┌──

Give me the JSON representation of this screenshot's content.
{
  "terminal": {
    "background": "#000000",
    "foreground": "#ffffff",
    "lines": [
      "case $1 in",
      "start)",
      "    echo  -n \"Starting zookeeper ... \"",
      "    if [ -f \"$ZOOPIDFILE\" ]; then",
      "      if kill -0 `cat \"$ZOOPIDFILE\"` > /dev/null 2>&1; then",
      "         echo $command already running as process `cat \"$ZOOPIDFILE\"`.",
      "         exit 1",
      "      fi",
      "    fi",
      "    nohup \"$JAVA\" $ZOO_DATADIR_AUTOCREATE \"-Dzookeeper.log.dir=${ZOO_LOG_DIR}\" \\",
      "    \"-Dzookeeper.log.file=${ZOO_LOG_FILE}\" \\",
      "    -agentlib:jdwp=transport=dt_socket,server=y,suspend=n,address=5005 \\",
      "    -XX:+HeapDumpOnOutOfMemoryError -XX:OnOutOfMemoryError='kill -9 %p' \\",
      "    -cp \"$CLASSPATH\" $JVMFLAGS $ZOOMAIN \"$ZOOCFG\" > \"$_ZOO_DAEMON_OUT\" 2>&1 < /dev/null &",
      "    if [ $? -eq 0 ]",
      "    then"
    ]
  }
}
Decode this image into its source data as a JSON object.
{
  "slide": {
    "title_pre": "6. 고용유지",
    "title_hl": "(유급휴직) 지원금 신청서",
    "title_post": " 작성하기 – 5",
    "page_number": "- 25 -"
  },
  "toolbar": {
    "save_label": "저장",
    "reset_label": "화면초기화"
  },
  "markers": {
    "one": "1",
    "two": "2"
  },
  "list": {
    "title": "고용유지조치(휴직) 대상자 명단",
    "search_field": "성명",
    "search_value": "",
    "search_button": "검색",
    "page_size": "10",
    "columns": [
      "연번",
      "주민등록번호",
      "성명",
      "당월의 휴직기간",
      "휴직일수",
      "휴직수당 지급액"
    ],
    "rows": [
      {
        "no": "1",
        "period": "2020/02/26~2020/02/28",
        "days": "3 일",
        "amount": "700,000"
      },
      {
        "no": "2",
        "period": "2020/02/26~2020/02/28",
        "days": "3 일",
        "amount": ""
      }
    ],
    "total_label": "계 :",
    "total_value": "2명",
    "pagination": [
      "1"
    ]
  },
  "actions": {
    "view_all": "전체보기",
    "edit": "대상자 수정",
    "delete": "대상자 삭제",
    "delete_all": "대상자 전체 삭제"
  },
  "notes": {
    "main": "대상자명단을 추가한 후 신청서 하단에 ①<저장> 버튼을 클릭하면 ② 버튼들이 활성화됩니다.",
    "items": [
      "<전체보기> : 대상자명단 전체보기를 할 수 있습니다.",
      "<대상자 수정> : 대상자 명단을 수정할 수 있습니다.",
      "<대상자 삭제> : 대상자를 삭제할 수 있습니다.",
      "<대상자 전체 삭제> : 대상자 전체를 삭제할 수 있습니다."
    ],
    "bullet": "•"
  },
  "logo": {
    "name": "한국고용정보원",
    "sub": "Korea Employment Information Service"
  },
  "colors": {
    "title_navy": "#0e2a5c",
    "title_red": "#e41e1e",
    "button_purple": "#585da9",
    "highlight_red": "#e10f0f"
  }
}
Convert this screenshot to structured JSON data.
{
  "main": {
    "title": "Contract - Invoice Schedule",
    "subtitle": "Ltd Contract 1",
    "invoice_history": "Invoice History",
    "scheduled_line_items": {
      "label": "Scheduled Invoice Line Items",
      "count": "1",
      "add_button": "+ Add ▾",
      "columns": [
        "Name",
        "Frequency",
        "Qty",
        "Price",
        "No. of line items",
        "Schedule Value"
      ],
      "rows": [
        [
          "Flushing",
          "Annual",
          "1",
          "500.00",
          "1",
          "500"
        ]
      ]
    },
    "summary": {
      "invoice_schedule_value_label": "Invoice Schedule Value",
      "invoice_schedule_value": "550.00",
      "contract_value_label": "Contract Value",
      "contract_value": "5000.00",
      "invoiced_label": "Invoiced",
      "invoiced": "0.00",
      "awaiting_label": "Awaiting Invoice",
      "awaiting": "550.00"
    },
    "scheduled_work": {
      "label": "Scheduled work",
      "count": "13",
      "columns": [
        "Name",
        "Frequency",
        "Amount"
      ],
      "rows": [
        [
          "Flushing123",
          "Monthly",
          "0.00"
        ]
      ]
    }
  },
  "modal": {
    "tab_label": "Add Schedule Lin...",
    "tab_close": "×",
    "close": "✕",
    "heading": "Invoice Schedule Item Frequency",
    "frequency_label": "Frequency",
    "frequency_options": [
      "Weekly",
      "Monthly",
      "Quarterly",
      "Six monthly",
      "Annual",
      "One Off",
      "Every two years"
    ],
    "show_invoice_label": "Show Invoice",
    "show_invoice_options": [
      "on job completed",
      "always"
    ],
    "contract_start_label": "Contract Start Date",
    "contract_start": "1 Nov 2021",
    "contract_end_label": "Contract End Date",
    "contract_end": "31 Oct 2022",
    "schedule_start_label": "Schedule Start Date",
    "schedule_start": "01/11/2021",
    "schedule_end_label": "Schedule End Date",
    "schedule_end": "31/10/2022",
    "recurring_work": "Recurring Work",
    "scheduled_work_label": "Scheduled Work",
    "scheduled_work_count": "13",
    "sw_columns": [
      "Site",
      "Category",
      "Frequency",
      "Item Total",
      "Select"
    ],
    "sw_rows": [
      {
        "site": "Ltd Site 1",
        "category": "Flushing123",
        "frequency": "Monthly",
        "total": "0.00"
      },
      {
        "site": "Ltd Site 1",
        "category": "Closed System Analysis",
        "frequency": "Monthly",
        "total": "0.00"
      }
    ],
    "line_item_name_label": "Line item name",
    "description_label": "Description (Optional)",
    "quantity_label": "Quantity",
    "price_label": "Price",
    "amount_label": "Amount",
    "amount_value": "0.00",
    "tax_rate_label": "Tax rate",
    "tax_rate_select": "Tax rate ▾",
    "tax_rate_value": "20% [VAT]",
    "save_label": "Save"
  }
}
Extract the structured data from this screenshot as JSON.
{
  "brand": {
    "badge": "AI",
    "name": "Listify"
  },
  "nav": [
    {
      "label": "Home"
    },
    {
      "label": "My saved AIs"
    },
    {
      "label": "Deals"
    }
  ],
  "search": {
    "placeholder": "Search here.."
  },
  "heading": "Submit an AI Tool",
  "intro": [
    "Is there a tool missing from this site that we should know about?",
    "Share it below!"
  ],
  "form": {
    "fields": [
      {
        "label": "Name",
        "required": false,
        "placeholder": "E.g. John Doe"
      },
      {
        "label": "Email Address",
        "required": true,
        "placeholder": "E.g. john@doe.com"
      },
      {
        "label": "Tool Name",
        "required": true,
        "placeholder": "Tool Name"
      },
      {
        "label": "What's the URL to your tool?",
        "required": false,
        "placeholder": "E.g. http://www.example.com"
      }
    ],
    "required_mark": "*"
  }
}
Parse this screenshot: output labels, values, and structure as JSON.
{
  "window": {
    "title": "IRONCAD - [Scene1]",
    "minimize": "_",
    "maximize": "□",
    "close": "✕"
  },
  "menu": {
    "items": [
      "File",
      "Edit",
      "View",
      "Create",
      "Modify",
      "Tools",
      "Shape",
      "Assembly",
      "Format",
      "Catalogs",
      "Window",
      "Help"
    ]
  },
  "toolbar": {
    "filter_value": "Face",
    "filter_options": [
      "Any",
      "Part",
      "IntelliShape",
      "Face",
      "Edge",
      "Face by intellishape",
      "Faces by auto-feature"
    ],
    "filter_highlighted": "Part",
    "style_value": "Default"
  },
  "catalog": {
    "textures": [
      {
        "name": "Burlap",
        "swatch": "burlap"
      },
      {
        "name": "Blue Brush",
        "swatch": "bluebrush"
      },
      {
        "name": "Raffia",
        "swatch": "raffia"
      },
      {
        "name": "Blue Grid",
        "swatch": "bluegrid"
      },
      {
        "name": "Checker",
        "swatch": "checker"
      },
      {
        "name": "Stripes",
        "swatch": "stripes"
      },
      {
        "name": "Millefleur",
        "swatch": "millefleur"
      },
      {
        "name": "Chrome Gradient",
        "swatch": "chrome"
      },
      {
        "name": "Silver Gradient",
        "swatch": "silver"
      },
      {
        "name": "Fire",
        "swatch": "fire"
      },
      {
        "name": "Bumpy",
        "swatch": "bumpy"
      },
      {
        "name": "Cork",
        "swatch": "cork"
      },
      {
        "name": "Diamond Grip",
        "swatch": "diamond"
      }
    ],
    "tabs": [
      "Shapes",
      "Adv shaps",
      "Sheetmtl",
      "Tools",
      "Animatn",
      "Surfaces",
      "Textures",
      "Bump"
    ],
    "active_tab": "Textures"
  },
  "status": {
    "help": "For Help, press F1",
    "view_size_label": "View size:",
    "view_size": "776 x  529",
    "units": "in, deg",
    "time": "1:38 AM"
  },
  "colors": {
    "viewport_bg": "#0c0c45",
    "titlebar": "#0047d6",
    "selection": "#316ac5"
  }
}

└──

Locate the word "Gradient" in the data above. Copy every line carrying it.

Final answer
        "name": "Chrome Gradient",
        "name": "Silver Gradient",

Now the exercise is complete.